Begin
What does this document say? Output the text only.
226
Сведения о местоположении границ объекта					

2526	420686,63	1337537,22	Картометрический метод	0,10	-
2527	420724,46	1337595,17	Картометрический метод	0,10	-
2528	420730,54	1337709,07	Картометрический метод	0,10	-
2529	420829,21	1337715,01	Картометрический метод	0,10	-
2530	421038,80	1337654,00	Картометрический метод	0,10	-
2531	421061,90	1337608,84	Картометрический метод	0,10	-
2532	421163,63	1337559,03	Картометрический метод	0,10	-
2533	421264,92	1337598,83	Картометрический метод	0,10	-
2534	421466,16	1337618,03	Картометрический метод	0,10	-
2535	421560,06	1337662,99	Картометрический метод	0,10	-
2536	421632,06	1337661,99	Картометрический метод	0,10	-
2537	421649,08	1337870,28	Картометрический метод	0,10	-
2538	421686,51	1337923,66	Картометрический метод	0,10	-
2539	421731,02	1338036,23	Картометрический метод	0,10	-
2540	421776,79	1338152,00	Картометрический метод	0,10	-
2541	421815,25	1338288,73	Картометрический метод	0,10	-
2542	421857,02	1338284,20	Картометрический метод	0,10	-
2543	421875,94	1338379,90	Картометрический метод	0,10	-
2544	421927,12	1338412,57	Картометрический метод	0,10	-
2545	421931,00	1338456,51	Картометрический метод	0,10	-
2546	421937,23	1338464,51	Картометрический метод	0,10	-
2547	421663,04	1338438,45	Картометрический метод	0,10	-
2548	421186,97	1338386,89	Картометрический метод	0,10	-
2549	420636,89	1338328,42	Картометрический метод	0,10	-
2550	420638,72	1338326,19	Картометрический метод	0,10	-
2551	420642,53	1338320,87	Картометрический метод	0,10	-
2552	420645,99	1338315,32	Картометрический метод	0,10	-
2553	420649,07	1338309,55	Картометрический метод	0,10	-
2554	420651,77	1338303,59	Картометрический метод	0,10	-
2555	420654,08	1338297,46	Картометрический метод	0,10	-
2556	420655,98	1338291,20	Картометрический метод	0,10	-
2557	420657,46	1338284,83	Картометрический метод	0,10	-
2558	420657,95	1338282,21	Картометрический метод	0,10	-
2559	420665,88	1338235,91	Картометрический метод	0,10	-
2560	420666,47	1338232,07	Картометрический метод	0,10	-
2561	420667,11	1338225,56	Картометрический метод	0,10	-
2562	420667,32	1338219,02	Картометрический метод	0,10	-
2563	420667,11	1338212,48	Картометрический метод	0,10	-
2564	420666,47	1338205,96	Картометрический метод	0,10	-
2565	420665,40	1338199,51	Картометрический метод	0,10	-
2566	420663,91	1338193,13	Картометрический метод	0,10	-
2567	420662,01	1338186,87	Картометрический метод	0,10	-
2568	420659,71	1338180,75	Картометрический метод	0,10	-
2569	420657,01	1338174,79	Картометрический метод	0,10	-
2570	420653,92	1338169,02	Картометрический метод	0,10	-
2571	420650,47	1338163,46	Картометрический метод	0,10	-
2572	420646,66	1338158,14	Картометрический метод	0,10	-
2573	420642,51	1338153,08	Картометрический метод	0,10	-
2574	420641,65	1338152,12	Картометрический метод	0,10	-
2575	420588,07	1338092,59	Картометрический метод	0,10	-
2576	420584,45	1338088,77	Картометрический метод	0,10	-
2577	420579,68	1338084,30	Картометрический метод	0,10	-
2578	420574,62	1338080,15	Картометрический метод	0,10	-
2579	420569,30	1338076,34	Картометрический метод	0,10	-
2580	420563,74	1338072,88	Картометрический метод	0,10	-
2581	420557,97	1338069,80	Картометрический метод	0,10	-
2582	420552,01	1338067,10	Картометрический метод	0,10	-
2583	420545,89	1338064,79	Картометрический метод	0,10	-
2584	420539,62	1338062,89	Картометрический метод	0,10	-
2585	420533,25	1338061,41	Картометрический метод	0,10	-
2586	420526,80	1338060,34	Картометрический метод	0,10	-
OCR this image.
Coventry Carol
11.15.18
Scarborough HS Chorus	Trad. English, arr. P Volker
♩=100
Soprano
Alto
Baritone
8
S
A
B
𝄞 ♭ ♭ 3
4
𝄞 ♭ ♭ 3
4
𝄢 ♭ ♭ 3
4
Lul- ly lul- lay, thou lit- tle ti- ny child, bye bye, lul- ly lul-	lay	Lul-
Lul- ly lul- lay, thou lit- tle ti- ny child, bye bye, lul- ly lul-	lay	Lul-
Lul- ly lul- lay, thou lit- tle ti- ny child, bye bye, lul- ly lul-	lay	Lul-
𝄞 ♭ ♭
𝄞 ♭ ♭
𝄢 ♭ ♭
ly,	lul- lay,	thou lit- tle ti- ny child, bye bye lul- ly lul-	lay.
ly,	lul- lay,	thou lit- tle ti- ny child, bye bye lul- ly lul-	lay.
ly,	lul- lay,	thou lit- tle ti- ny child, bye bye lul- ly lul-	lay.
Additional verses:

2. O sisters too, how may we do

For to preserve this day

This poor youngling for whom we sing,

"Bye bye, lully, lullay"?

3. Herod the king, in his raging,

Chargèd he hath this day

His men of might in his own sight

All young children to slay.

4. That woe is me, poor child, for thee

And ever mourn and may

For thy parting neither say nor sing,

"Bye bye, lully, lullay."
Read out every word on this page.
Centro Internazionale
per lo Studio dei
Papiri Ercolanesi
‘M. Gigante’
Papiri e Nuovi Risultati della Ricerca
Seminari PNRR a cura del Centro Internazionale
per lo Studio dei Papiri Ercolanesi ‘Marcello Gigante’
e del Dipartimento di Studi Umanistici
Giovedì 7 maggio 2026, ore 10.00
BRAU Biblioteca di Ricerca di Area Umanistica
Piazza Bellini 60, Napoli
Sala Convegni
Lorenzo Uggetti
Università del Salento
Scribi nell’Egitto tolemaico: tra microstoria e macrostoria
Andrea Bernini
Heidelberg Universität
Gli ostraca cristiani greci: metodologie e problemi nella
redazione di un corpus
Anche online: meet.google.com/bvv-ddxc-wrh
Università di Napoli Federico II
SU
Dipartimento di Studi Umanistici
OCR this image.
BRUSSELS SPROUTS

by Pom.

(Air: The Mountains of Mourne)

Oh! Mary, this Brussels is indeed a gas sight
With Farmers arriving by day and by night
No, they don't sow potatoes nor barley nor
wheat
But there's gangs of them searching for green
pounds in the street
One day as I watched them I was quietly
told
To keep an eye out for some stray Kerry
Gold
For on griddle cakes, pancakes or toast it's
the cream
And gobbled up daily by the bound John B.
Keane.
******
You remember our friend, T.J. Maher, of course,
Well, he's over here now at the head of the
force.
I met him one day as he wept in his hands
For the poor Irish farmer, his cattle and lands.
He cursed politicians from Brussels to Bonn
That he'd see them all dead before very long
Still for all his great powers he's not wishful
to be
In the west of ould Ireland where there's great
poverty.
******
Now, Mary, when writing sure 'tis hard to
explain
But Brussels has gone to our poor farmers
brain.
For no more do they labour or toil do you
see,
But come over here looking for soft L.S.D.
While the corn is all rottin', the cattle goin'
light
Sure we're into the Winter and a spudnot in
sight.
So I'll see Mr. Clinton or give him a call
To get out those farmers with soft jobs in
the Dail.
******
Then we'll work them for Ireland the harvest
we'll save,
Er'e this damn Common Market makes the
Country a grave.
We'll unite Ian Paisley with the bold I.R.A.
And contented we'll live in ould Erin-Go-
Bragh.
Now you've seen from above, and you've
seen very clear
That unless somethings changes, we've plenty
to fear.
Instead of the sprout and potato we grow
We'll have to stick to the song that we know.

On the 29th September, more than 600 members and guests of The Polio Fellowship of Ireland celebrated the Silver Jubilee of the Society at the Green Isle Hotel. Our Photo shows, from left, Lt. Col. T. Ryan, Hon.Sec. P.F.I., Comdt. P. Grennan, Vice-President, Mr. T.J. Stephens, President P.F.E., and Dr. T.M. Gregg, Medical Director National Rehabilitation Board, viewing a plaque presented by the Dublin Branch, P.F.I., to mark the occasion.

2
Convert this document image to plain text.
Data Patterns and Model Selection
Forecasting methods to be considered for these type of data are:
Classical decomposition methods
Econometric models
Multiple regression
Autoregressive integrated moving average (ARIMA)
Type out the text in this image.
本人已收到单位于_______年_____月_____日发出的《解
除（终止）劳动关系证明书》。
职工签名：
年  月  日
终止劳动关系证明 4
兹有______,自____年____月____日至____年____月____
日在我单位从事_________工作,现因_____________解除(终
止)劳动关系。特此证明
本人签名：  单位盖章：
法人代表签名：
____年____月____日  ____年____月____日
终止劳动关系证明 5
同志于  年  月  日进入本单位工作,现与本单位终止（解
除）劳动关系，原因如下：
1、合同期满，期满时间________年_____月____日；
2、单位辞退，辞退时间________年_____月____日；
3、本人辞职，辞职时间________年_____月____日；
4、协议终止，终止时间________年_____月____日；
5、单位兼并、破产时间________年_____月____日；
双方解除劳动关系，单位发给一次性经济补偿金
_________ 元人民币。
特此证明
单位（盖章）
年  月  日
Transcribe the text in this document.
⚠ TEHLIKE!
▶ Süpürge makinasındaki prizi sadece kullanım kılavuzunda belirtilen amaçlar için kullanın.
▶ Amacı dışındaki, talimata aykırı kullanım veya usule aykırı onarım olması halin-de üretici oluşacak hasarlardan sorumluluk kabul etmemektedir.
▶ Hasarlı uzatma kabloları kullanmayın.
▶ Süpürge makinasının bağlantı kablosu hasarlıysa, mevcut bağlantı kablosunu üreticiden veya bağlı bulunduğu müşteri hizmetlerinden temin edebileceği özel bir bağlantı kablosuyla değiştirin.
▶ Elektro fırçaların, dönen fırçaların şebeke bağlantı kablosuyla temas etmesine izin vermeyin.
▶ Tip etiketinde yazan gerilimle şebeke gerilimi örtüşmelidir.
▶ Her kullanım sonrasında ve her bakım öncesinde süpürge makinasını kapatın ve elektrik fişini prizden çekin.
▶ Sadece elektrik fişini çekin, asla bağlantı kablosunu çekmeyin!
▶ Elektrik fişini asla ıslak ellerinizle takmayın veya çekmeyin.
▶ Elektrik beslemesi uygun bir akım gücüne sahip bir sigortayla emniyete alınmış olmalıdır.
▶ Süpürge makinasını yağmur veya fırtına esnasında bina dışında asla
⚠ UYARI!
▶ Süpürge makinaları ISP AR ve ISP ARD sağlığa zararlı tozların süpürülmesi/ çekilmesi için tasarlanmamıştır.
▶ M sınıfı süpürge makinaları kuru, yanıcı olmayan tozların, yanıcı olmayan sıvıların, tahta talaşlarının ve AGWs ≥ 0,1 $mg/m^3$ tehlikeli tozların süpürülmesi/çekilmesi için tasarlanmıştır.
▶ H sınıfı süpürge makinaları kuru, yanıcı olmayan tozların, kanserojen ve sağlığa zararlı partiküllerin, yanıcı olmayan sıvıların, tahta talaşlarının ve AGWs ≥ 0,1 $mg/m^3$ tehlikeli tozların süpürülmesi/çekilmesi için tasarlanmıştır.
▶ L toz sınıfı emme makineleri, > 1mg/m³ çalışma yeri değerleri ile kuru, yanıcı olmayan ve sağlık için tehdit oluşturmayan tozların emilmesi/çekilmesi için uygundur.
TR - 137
End
Lines of the material that contain the word "seen" are to be gathered.

Now you've seen from above, and you've
seen very clear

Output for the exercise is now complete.